Will you transcribe all the entries word for word, skipping the pictures they hold?
◆ ◆ ◆
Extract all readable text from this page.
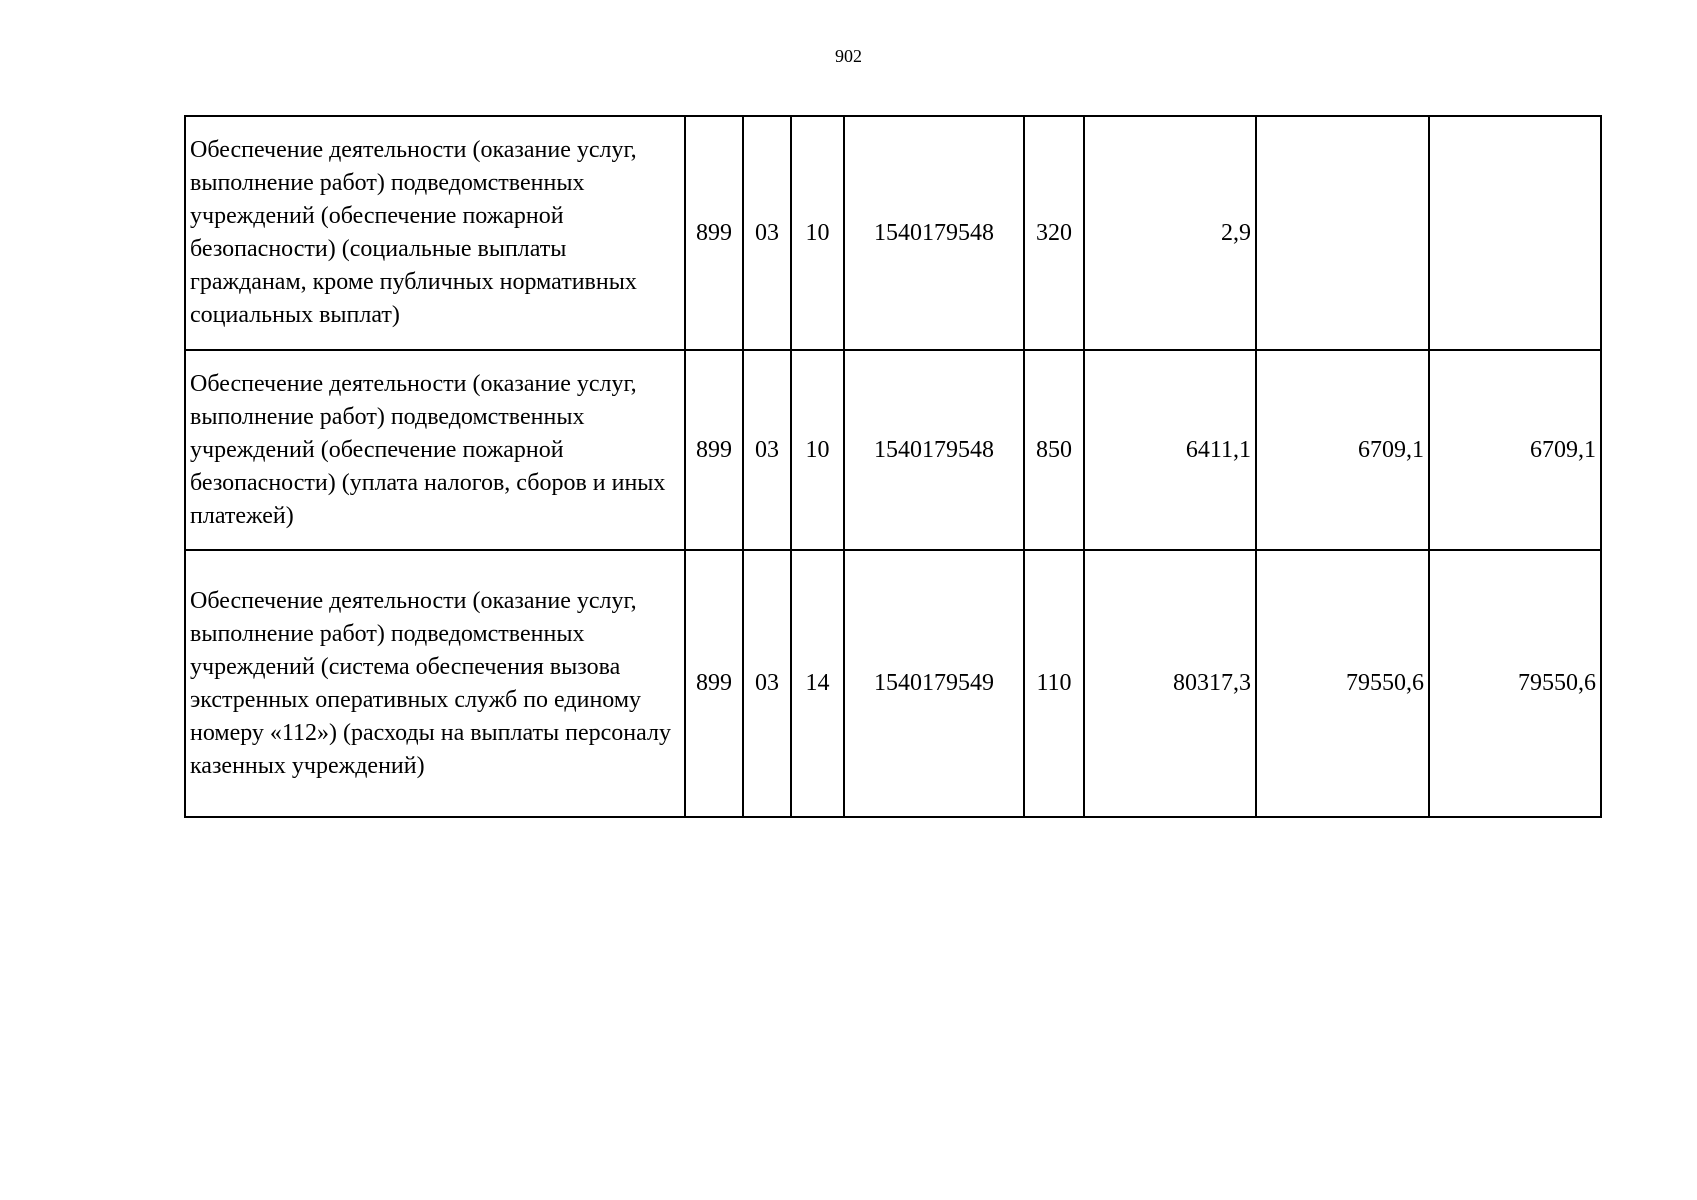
902
Обеспечение деятельности (оказание услуг, выполнение работ) подведомственных учреждений (обеспечение пожарной безопасности) (социальные выплаты гражданам, кроме публичных нормативных социальных выплат)	899	03	10	1540179548	320	2,9		
Обеспечение деятельности (оказание услуг, выполнение работ) подведомственных учреждений (обеспечение пожарной безопасности) (уплата налогов, сборов и иных платежей)	899	03	10	1540179548	850	6411,1	6709,1	6709,1
Обеспечение деятельности (оказание услуг, выполнение работ) подведомственных учреждений (система обеспечения вызова экстренных оперативных служб по единому номеру «112») (расходы на выплаты персоналу казенных учреждений)	899	03	14	1540179549	110	80317,3	79550,6	79550,6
◆ ◆ ◆
TASK RESPONSE
Extract all readable text from this page.
902
Обеспечение деятельности (оказание услуг, выполнение работ) подведомственных учреждений (обеспечение пожарной безопасности) (социальные выплаты гражданам, кроме публичных нормативных социальных выплат)	899	03	10	1540179548	320	2,9		
Обеспечение деятельности (оказание услуг, выполнение работ) подведомственных учреждений (обеспечение пожарной безопасности) (уплата налогов, сборов и иных платежей)	899	03	10	1540179548	850	6411,1	6709,1	6709,1
Обеспечение деятельности (оказание услуг, выполнение работ) подведомственных учреждений (система обеспечения вызова экстренных оперативных служб по единому номеру «112») (расходы на выплаты персоналу казенных учреждений)	899	03	14	1540179549	110	80317,3	79550,6	79550,6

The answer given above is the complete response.